Element boundary records
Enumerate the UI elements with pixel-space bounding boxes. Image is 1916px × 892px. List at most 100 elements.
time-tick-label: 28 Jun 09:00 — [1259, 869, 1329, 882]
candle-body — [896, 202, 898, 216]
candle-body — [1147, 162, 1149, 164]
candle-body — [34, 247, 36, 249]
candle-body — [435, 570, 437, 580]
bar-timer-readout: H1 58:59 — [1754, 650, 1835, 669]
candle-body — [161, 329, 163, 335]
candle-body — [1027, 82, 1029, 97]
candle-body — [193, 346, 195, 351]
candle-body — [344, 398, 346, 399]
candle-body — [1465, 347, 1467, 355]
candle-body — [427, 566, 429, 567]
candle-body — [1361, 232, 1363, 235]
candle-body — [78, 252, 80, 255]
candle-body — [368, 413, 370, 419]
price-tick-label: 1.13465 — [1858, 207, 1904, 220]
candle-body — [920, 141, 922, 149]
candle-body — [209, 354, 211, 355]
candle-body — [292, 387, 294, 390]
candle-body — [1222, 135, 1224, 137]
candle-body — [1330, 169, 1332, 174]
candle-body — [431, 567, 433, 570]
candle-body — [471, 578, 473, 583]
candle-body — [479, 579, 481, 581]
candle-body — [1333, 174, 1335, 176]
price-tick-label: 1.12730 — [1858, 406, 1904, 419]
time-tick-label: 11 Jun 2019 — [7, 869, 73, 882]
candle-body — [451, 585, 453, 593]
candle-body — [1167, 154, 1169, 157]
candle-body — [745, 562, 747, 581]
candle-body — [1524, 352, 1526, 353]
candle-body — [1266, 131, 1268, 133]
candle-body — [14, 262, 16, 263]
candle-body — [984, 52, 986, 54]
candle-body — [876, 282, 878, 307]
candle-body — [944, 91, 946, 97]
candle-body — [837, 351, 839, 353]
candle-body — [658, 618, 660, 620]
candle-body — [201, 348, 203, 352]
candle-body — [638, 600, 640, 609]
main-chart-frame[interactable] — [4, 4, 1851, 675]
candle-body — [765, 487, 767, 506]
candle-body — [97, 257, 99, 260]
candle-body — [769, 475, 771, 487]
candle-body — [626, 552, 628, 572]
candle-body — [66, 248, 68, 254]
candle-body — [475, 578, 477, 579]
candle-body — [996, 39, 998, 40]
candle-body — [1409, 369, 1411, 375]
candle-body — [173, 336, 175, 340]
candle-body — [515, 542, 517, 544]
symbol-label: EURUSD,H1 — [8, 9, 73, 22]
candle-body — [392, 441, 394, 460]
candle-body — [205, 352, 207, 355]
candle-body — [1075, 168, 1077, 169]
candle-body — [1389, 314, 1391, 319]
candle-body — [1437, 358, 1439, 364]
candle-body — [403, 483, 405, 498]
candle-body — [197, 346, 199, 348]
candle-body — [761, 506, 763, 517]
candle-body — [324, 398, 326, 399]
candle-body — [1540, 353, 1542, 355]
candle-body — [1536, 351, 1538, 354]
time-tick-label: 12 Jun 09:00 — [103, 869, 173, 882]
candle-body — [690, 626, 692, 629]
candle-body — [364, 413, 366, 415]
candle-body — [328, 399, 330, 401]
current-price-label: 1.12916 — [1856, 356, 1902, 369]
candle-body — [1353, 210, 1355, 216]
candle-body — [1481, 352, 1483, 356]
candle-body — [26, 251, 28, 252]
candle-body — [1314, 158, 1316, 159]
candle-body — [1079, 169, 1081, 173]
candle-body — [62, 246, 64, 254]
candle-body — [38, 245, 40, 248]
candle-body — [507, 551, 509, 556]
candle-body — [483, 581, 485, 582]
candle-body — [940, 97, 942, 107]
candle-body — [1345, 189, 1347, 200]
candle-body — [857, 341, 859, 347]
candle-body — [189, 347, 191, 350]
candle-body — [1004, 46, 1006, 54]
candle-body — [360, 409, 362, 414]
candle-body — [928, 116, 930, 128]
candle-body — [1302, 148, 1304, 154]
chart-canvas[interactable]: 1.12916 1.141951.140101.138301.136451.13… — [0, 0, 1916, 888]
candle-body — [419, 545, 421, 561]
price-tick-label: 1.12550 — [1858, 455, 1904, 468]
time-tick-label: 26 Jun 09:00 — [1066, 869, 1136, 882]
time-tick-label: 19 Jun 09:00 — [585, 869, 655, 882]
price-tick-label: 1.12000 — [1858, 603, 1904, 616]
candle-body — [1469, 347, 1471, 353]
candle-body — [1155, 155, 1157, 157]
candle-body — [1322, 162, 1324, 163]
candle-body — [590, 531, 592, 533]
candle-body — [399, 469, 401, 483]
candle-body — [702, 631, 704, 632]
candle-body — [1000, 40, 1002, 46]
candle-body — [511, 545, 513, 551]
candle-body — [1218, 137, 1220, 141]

EXERCISE OBJECTIVE
Could you reproduce every line of the records above without any change?

THE OUTPUT
Enumerate the UI elements with pixel-space bounding boxes. Image is 1916px × 892px. List at most 100 elements.
time-tick-label: 28 Jun 09:00 — [1259, 869, 1329, 882]
candle-body — [896, 202, 898, 216]
candle-body — [1147, 162, 1149, 164]
candle-body — [34, 247, 36, 249]
candle-body — [435, 570, 437, 580]
bar-timer-readout: H1 58:59 — [1754, 650, 1835, 669]
candle-body — [161, 329, 163, 335]
candle-body — [1027, 82, 1029, 97]
candle-body — [193, 346, 195, 351]
candle-body — [344, 398, 346, 399]
candle-body — [1465, 347, 1467, 355]
candle-body — [427, 566, 429, 567]
candle-body — [1361, 232, 1363, 235]
candle-body — [78, 252, 80, 255]
candle-body — [368, 413, 370, 419]
price-tick-label: 1.13465 — [1858, 207, 1904, 220]
candle-body — [920, 141, 922, 149]
candle-body — [209, 354, 211, 355]
candle-body — [292, 387, 294, 390]
candle-body — [1222, 135, 1224, 137]
candle-body — [1330, 169, 1332, 174]
candle-body — [431, 567, 433, 570]
candle-body — [471, 578, 473, 583]
candle-body — [479, 579, 481, 581]
candle-body — [1333, 174, 1335, 176]
price-tick-label: 1.12730 — [1858, 406, 1904, 419]
time-tick-label: 11 Jun 2019 — [7, 869, 73, 882]
candle-body — [451, 585, 453, 593]
candle-body — [1167, 154, 1169, 157]
candle-body — [745, 562, 747, 581]
candle-body — [1524, 352, 1526, 353]
candle-body — [1266, 131, 1268, 133]
candle-body — [14, 262, 16, 263]
candle-body — [984, 52, 986, 54]
candle-body — [876, 282, 878, 307]
candle-body — [944, 91, 946, 97]
candle-body — [837, 351, 839, 353]
candle-body — [658, 618, 660, 620]
candle-body — [201, 348, 203, 352]
candle-body — [638, 600, 640, 609]
main-chart-frame[interactable] — [4, 4, 1851, 675]
candle-body — [765, 487, 767, 506]
candle-body — [97, 257, 99, 260]
candle-body — [769, 475, 771, 487]
candle-body — [626, 552, 628, 572]
candle-body — [66, 248, 68, 254]
candle-body — [475, 578, 477, 579]
candle-body — [996, 39, 998, 40]
candle-body — [1409, 369, 1411, 375]
candle-body — [173, 336, 175, 340]
candle-body — [515, 542, 517, 544]
symbol-label: EURUSD,H1 — [8, 9, 73, 22]
candle-body — [392, 441, 394, 460]
candle-body — [205, 352, 207, 355]
candle-body — [1075, 168, 1077, 169]
candle-body — [1389, 314, 1391, 319]
candle-body — [1437, 358, 1439, 364]
candle-body — [403, 483, 405, 498]
candle-body — [197, 346, 199, 348]
candle-body — [761, 506, 763, 517]
candle-body — [324, 398, 326, 399]
candle-body — [1540, 353, 1542, 355]
candle-body — [1536, 351, 1538, 354]
time-tick-label: 12 Jun 09:00 — [103, 869, 173, 882]
candle-body — [690, 626, 692, 629]
candle-body — [364, 413, 366, 415]
candle-body — [328, 399, 330, 401]
current-price-label: 1.12916 — [1856, 356, 1902, 369]
candle-body — [1353, 210, 1355, 216]
candle-body — [1481, 352, 1483, 356]
candle-body — [26, 251, 28, 252]
candle-body — [1314, 158, 1316, 159]
candle-body — [1079, 169, 1081, 173]
candle-body — [62, 246, 64, 254]
candle-body — [38, 245, 40, 248]
candle-body — [507, 551, 509, 556]
candle-body — [483, 581, 485, 582]
candle-body — [940, 97, 942, 107]
candle-body — [1345, 189, 1347, 200]
candle-body — [857, 341, 859, 347]
candle-body — [189, 347, 191, 350]
candle-body — [1004, 46, 1006, 54]
candle-body — [360, 409, 362, 414]
candle-body — [928, 116, 930, 128]
candle-body — [1302, 148, 1304, 154]
chart-canvas[interactable]: 1.12916 1.141951.140101.138301.136451.13… — [0, 0, 1916, 888]
candle-body — [419, 545, 421, 561]
price-tick-label: 1.12550 — [1858, 455, 1904, 468]
time-tick-label: 26 Jun 09:00 — [1066, 869, 1136, 882]
time-tick-label: 19 Jun 09:00 — [585, 869, 655, 882]
price-tick-label: 1.12000 — [1858, 603, 1904, 616]
candle-body — [1469, 347, 1471, 353]
candle-body — [1155, 155, 1157, 157]
candle-body — [1322, 162, 1324, 163]
candle-body — [590, 531, 592, 533]
candle-body — [399, 469, 401, 483]
candle-body — [702, 631, 704, 632]
candle-body — [1000, 40, 1002, 46]
candle-body — [511, 545, 513, 551]
candle-body — [1218, 137, 1220, 141]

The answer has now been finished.